(CHALLENGE):
Gather every line that includes the word "mehr", please.
-- start RECORDS FOR THIS TASK --
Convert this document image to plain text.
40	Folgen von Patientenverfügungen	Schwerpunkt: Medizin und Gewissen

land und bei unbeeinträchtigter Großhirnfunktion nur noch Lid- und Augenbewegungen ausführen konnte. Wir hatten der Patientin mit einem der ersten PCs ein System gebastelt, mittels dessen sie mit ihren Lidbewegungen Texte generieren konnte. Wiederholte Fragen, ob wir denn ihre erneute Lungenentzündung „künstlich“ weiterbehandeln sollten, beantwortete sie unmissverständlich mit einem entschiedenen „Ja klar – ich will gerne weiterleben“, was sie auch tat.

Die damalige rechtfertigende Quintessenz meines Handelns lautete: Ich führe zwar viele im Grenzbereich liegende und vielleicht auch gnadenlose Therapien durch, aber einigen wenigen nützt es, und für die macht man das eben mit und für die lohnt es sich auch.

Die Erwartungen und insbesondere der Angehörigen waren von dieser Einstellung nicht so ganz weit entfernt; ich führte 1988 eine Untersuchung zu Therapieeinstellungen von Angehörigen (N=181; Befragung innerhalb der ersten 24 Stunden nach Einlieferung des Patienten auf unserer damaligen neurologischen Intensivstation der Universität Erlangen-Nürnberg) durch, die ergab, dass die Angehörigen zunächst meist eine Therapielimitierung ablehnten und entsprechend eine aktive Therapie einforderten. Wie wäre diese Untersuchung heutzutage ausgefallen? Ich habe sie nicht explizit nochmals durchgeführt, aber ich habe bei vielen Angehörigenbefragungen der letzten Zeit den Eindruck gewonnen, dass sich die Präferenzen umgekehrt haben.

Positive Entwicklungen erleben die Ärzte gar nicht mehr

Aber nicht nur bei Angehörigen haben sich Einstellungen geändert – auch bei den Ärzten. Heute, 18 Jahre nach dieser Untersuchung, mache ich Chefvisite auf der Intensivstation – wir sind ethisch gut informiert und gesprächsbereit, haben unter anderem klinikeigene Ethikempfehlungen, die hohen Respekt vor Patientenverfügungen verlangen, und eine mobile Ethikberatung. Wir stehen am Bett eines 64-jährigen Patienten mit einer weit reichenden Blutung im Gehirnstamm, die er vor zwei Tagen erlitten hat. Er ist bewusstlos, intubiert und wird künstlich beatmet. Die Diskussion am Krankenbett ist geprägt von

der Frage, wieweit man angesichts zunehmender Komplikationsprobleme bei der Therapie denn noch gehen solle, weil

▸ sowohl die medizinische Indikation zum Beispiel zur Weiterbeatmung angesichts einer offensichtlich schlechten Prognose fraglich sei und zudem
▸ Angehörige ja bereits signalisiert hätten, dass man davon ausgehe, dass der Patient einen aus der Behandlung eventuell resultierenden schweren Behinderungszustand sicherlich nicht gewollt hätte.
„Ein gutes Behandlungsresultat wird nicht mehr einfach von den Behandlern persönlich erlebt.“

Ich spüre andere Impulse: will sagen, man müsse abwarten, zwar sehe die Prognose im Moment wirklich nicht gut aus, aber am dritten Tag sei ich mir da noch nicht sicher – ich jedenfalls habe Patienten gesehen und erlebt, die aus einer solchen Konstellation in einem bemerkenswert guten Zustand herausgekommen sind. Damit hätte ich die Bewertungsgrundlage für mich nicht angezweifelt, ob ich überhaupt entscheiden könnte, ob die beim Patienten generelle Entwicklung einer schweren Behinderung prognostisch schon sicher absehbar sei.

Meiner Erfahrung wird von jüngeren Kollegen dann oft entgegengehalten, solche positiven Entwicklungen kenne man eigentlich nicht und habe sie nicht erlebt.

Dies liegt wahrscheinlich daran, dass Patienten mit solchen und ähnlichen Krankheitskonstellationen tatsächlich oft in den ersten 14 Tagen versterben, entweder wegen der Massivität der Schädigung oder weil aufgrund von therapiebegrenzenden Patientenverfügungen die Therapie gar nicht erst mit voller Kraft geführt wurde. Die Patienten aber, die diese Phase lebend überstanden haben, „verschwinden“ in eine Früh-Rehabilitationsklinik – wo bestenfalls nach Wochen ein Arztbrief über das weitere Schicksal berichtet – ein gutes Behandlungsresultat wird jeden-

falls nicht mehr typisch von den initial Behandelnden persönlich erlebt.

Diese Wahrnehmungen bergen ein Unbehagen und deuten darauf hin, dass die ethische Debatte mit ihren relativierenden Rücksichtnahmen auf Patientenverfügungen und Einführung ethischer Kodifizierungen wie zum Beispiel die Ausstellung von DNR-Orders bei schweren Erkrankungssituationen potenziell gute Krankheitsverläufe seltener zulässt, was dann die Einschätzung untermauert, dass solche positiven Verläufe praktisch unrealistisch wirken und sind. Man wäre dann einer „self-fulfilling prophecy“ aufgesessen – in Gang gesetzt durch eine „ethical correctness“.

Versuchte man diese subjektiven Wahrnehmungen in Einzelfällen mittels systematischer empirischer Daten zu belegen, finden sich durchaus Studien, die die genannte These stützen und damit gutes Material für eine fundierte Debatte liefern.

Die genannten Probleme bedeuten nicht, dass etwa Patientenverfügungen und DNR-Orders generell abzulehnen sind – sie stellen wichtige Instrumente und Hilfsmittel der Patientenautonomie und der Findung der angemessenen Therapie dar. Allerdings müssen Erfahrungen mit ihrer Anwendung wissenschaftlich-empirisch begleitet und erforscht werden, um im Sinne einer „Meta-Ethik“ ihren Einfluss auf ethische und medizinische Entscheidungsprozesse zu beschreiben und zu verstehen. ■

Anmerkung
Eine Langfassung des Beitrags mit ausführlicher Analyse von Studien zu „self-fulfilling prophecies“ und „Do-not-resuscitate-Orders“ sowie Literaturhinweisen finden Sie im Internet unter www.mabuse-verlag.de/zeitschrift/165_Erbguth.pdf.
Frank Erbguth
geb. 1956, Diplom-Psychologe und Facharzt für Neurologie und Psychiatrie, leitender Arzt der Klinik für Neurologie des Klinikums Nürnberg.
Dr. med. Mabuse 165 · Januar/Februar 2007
-- end RECORDS FOR THIS TASK --
(ANSWER TO THIS PROBLEM):
Positive Entwicklungen erleben die Ärzte gar nicht mehr
„Ein gutes Behandlungsresultat wird nicht mehr einfach von den Behandlern persönlich erlebt.“
falls nicht mehr typisch von den initial Behandelnden persönlich erlebt.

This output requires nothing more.